§ **TASK OBJECTIVE**:
Which lines below hold the word "εἶναι"? Report each one.
--- --- ---
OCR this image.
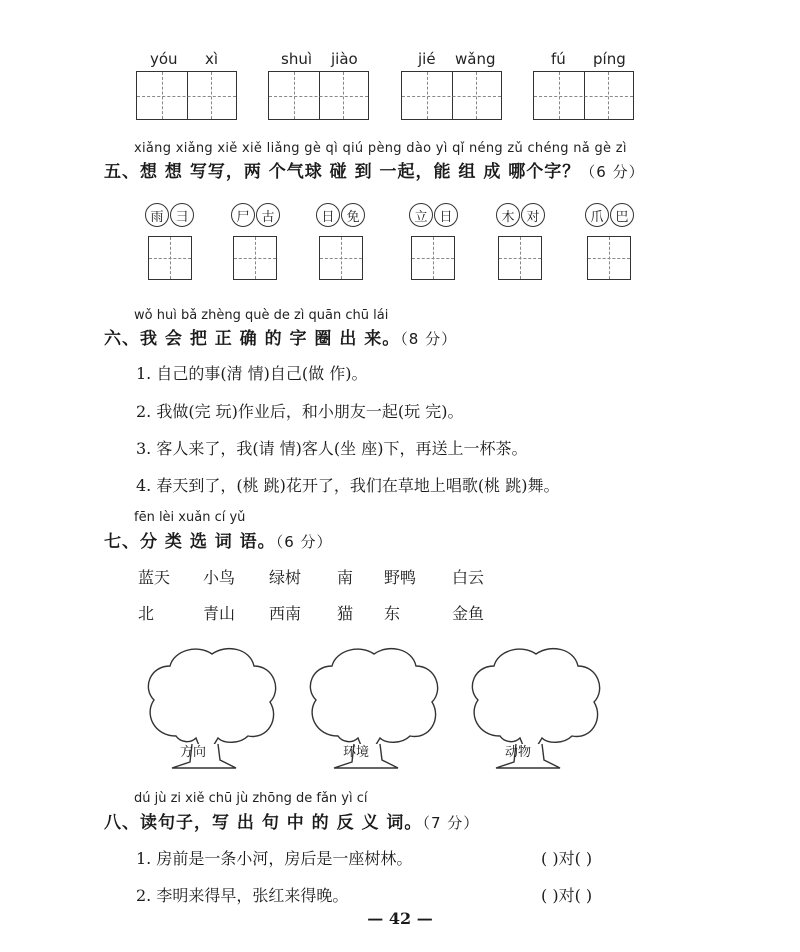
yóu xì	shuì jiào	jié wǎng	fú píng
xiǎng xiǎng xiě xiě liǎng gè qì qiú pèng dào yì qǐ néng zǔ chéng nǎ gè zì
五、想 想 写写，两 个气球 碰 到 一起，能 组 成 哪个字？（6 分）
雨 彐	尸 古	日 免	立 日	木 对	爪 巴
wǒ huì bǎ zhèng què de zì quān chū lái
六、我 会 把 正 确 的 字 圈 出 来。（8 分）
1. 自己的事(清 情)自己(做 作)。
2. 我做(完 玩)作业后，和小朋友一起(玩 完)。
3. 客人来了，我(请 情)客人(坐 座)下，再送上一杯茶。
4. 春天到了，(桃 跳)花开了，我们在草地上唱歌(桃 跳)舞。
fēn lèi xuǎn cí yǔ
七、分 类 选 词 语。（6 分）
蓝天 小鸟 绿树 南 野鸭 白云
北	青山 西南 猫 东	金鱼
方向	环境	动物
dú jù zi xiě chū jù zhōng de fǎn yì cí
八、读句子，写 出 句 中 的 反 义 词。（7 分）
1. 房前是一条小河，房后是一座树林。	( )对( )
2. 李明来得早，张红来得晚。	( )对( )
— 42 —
--- --- ---
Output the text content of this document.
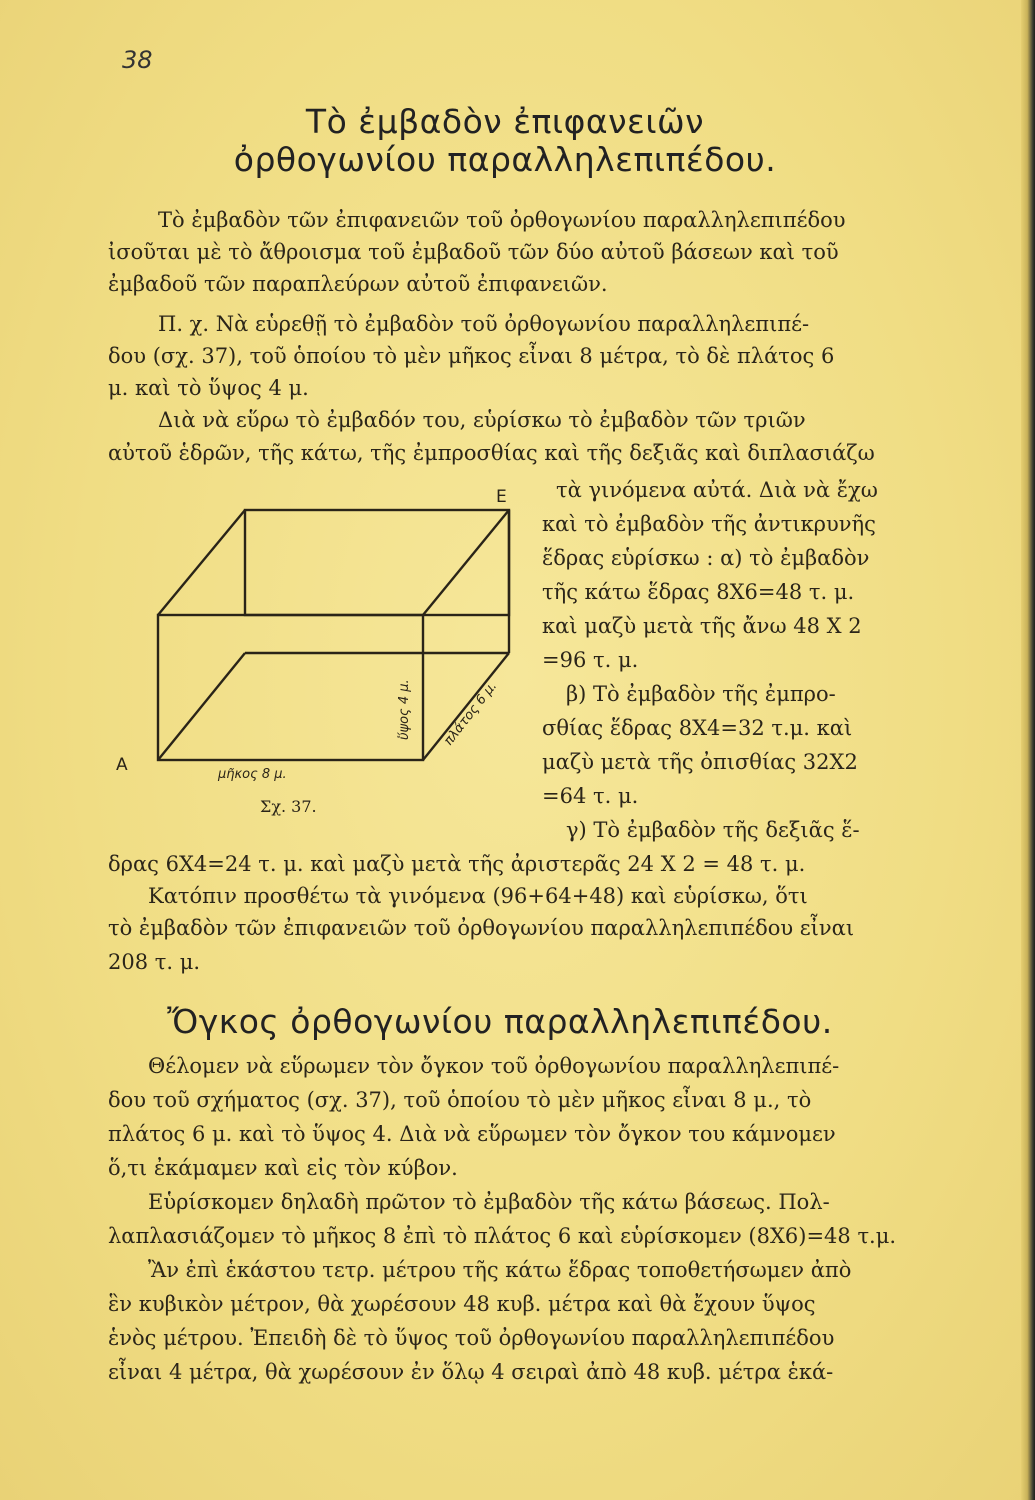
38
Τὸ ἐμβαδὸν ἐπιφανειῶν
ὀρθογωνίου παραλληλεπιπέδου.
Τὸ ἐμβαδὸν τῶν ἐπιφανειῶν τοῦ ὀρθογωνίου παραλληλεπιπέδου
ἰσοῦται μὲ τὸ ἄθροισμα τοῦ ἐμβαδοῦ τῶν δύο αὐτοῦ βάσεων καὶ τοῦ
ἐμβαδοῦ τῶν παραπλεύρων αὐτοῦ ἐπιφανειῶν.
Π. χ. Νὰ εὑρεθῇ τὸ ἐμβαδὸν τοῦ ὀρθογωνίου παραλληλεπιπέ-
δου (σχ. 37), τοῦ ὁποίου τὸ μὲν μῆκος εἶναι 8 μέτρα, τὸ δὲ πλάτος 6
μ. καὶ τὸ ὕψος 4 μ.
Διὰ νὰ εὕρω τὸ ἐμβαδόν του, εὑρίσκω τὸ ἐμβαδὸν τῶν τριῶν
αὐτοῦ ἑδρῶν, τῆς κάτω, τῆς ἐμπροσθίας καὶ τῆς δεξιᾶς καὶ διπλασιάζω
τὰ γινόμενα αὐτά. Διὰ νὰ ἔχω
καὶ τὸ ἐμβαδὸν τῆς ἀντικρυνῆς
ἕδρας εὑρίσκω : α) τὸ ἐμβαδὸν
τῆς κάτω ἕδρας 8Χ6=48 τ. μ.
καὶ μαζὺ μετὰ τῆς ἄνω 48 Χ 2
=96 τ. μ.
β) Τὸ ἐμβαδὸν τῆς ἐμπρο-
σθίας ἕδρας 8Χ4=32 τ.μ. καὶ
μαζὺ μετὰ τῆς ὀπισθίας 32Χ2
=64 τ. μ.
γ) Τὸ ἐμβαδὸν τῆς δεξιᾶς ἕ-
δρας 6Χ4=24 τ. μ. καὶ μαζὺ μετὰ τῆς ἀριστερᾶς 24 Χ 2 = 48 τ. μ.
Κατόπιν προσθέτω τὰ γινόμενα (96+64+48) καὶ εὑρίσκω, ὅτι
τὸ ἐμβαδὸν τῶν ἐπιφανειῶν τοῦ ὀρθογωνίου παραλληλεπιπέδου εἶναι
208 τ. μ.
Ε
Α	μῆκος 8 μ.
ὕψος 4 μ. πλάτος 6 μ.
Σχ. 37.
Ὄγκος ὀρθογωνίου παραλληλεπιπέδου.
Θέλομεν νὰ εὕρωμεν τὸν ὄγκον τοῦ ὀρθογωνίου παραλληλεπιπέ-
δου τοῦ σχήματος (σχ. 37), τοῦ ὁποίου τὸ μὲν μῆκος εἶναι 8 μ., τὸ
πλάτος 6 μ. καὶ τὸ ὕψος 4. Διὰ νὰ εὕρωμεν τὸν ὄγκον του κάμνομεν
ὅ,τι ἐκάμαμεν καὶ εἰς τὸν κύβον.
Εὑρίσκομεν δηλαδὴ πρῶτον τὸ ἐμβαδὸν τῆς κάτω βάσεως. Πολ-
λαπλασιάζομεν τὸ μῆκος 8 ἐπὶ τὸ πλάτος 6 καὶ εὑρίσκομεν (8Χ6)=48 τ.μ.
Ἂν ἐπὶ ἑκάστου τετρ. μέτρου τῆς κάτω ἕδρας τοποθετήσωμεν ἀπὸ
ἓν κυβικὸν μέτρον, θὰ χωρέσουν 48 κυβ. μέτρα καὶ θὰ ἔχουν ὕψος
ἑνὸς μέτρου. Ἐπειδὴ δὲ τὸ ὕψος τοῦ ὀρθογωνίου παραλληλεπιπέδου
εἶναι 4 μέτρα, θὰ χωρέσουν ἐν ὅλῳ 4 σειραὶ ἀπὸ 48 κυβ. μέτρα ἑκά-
--- --- ---
§ **RESPONSE FOR THIS EXERCISE**:
δου (σχ. 37), τοῦ ὁποίου τὸ μὲν μῆκος εἶναι 8 μέτρα, τὸ δὲ πλάτος 6
τὸ ἐμβαδὸν τῶν ἐπιφανειῶν τοῦ ὀρθογωνίου παραλληλεπιπέδου εἶναι
δου τοῦ σχήματος (σχ. 37), τοῦ ὁποίου τὸ μὲν μῆκος εἶναι 8 μ., τὸ
εἶναι 4 μέτρα, θὰ χωρέσουν ἐν ὅλῳ 4 σειραὶ ἀπὸ 48 κυβ. μέτρα ἑκά-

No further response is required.